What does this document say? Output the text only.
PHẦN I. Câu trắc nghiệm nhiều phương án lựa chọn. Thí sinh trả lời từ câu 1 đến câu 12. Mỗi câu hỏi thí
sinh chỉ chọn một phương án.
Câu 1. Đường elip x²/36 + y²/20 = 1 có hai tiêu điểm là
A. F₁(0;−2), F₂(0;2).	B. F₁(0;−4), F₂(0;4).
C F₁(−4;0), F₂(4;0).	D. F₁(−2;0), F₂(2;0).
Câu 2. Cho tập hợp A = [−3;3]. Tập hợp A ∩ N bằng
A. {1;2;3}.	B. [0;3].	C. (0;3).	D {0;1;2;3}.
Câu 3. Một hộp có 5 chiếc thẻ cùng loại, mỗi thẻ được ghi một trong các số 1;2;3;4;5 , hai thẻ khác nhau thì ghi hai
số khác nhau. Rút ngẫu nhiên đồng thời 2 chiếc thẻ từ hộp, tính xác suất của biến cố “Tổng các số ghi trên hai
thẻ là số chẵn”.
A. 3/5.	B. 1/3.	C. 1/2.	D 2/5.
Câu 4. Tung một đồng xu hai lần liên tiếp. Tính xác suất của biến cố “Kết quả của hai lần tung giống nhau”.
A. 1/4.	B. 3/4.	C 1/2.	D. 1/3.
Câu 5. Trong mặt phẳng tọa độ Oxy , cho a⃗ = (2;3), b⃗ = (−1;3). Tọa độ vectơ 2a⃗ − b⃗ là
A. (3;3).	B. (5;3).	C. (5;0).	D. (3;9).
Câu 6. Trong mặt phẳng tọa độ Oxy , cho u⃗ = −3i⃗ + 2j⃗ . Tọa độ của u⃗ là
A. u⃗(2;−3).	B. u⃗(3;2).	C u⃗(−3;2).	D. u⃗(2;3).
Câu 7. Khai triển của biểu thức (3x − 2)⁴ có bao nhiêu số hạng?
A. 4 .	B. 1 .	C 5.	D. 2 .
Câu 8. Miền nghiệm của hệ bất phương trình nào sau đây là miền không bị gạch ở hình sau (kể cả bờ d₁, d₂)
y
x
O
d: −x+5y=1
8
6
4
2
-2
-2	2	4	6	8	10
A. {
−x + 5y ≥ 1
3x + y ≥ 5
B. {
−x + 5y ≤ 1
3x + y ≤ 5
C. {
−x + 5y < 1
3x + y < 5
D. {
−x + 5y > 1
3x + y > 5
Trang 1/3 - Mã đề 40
==
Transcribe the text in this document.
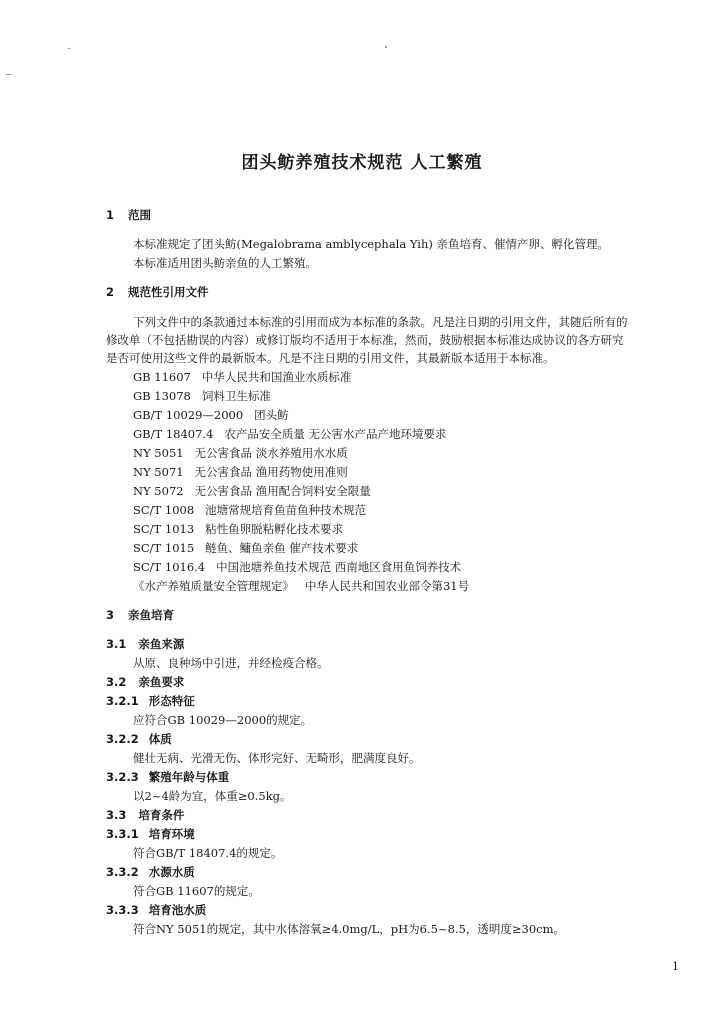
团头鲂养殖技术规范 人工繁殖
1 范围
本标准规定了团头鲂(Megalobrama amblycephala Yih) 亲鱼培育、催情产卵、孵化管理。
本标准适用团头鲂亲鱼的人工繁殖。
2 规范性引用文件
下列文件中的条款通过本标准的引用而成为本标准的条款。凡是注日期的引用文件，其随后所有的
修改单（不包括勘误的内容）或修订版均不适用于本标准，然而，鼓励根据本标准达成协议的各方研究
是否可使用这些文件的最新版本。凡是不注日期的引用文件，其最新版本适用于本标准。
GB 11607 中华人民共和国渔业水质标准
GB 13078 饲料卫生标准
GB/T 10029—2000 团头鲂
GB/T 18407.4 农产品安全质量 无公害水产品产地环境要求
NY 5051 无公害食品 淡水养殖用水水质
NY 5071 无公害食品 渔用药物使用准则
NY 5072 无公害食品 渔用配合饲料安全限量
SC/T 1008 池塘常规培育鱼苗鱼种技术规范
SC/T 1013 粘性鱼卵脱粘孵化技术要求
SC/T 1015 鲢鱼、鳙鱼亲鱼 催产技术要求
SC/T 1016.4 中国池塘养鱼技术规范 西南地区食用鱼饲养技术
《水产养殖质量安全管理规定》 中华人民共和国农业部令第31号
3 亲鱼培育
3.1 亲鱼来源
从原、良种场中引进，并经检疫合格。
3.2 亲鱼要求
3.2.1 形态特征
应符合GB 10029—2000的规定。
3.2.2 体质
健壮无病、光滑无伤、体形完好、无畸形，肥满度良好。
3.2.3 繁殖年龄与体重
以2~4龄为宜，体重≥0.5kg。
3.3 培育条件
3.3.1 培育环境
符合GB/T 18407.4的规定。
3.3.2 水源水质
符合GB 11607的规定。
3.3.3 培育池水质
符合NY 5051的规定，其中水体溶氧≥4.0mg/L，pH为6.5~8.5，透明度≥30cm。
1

--- Exercise requirements ---
Above are the entries; count how many of their lines contain the word "document" and give only that number.

--- Worked solution ---
2